• **SHORT PROBLEM**:
Search the listing for the string "Запрещается" and copy every line that contains it.

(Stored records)
^^^^

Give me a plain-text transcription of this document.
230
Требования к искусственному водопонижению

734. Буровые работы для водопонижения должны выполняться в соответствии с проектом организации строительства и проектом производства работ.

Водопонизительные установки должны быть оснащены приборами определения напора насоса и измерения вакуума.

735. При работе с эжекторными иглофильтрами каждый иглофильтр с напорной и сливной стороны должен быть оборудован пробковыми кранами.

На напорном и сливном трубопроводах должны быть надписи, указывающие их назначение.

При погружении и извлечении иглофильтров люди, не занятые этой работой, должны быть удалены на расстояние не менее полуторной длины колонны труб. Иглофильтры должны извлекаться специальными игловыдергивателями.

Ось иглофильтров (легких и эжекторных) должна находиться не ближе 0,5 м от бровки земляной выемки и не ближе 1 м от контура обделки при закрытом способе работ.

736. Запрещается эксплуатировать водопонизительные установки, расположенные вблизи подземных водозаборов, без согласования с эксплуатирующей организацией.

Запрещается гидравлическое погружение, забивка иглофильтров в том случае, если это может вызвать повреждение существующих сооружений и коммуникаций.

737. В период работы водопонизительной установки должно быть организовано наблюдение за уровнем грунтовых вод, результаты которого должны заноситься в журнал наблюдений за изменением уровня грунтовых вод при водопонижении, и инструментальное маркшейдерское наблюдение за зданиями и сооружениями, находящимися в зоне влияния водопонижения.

^^^^

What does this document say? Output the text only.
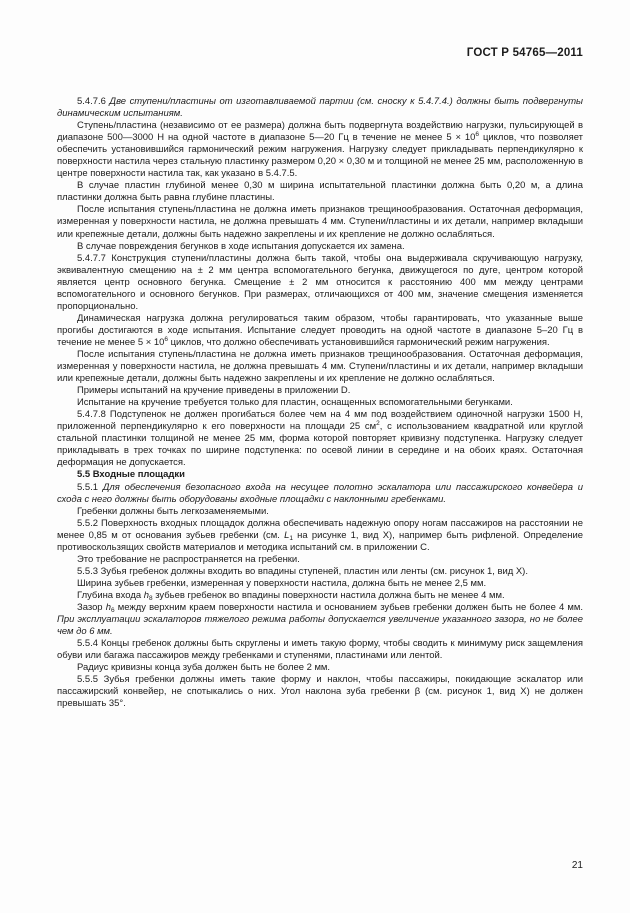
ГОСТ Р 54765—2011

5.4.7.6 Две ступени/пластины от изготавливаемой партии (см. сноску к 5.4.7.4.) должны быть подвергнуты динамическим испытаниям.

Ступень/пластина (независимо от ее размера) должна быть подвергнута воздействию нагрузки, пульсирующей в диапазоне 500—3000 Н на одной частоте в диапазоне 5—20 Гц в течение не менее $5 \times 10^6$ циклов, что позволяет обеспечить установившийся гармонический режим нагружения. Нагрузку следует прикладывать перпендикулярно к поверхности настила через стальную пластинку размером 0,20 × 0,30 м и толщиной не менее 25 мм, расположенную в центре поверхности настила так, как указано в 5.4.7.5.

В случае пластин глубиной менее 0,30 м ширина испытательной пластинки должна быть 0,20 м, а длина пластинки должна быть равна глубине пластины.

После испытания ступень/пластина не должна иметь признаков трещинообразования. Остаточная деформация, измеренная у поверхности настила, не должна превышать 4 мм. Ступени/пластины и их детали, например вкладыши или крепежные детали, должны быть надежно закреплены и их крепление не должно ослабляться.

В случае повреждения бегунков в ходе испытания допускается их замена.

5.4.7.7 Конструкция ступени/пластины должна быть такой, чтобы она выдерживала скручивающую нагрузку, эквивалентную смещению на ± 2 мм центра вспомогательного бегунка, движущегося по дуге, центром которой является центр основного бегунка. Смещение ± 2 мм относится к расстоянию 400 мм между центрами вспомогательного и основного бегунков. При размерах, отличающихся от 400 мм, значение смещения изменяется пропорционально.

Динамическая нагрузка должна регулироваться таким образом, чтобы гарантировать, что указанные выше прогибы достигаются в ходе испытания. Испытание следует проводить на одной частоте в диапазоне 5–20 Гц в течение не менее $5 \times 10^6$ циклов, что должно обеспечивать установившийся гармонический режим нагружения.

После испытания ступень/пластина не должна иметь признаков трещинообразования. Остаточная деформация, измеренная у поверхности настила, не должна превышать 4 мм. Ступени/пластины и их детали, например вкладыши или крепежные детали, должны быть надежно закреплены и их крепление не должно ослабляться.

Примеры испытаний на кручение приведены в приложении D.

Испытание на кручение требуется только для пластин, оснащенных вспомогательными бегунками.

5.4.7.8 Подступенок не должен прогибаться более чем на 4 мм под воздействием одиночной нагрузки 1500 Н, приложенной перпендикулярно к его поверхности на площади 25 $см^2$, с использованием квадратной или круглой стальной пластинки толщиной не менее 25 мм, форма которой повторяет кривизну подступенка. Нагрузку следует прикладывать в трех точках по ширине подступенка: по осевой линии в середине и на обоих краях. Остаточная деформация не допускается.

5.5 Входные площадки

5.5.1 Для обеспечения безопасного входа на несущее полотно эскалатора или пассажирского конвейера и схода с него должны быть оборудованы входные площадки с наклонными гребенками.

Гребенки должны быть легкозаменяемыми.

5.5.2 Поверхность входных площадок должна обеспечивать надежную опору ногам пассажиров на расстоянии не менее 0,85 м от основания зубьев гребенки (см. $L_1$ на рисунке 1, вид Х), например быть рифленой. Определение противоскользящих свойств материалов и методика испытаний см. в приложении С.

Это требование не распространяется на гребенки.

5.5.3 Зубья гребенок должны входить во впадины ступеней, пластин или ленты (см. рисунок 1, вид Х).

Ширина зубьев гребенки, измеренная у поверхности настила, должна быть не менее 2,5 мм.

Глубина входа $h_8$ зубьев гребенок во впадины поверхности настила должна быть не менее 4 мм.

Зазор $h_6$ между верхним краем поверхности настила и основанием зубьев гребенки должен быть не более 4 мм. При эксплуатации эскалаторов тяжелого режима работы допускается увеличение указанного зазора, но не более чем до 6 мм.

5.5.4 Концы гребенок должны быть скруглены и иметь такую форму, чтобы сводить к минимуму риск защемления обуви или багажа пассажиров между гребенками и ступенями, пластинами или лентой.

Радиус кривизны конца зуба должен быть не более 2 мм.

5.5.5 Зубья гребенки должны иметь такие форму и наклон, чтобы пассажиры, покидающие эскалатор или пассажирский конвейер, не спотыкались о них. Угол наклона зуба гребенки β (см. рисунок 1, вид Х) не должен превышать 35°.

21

^^^^

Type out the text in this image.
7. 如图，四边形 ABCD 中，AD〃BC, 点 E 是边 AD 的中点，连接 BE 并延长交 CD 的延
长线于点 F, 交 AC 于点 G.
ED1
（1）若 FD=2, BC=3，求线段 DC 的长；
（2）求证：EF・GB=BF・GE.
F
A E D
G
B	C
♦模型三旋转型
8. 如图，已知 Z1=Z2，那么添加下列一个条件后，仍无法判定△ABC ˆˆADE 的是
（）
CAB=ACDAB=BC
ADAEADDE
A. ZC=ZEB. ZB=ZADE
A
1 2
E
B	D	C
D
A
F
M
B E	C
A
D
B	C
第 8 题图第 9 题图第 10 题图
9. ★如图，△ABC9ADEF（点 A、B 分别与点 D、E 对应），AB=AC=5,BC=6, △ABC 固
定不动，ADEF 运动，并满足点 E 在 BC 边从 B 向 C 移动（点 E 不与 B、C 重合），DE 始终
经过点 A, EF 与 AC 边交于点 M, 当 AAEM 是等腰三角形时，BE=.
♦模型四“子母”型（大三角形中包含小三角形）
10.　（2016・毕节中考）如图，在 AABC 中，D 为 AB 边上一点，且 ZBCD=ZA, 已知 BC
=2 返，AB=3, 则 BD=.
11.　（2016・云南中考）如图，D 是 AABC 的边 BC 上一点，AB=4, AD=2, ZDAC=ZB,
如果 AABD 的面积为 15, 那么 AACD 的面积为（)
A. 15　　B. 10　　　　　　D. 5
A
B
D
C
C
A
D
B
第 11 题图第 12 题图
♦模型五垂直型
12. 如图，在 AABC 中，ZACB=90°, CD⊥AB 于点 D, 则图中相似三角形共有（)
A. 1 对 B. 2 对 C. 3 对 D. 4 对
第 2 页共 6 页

^^^^

• **THE RESPONSE**:
736. Запрещается эксплуатировать водопонизительные установки, расположенные вблизи подземных водозаборов, без согласования с эксплуатирующей организацией.
Запрещается гидравлическое погружение, забивка иглофильтров в том случае, если это может вызвать повреждение существующих сооружений и коммуникаций.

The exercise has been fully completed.